Copy the entries below word for word, from the first line through the line that contains "color-thumb-1[interactable]: [10, 399, 48, 437]".

*Exercise data*
◇ ◇ ◇ ◇

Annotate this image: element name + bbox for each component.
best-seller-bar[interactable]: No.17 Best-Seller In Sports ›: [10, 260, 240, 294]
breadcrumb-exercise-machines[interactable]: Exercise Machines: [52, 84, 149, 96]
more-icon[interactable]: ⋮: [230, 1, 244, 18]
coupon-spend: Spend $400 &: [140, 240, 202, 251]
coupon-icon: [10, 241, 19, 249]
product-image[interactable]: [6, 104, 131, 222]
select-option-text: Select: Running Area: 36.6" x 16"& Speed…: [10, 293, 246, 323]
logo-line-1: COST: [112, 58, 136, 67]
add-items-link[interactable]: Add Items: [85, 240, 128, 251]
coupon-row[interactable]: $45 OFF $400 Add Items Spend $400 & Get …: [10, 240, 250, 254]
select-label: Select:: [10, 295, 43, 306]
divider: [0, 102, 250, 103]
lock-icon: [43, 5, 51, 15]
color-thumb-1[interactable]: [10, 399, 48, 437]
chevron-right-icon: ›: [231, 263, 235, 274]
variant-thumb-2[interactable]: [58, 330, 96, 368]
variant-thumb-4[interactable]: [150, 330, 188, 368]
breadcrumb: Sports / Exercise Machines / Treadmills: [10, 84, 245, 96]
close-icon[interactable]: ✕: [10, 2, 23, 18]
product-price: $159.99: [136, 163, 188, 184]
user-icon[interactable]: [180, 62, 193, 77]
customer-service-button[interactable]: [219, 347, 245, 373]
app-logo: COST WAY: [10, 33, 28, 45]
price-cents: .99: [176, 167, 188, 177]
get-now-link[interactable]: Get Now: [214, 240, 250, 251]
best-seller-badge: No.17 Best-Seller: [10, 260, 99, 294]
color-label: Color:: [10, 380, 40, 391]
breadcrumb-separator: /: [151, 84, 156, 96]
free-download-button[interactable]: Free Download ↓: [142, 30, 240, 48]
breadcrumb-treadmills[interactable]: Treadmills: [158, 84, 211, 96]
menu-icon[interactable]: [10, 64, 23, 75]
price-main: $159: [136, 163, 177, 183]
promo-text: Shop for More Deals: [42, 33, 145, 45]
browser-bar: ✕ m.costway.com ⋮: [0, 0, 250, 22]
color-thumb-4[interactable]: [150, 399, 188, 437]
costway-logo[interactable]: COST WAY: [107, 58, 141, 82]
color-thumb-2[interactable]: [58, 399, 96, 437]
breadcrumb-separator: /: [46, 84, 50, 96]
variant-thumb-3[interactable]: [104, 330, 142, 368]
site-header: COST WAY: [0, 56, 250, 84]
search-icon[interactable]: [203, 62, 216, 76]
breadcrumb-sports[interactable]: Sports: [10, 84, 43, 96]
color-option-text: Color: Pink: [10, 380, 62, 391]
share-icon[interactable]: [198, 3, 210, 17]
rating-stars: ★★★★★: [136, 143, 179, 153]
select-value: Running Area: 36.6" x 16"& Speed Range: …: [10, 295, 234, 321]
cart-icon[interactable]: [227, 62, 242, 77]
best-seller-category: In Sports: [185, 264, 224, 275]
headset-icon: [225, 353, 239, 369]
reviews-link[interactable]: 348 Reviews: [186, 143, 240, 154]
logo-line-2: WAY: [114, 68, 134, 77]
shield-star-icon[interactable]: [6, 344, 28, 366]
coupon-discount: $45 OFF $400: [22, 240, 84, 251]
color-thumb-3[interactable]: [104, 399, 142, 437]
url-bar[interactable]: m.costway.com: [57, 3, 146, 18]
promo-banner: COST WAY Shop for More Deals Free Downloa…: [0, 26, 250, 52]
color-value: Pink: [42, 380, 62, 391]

◇ ◇ ◇ ◇

*Answer to this task*
Annotate this image: element name + bbox for each component.
best-seller-bar[interactable]: No.17 Best-Seller In Sports ›: [10, 260, 240, 294]
breadcrumb-exercise-machines[interactable]: Exercise Machines: [52, 84, 149, 96]
more-icon[interactable]: ⋮: [230, 1, 244, 18]
coupon-spend: Spend $400 &: [140, 240, 202, 251]
coupon-icon: [10, 241, 19, 249]
product-image[interactable]: [6, 104, 131, 222]
select-option-text: Select: Running Area: 36.6" x 16"& Speed…: [10, 293, 246, 323]
logo-line-1: COST: [112, 58, 136, 67]
add-items-link[interactable]: Add Items: [85, 240, 128, 251]
coupon-row[interactable]: $45 OFF $400 Add Items Spend $400 & Get …: [10, 240, 250, 254]
select-label: Select:: [10, 295, 43, 306]
divider: [0, 102, 250, 103]
lock-icon: [43, 5, 51, 15]
color-thumb-1[interactable]: [10, 399, 48, 437]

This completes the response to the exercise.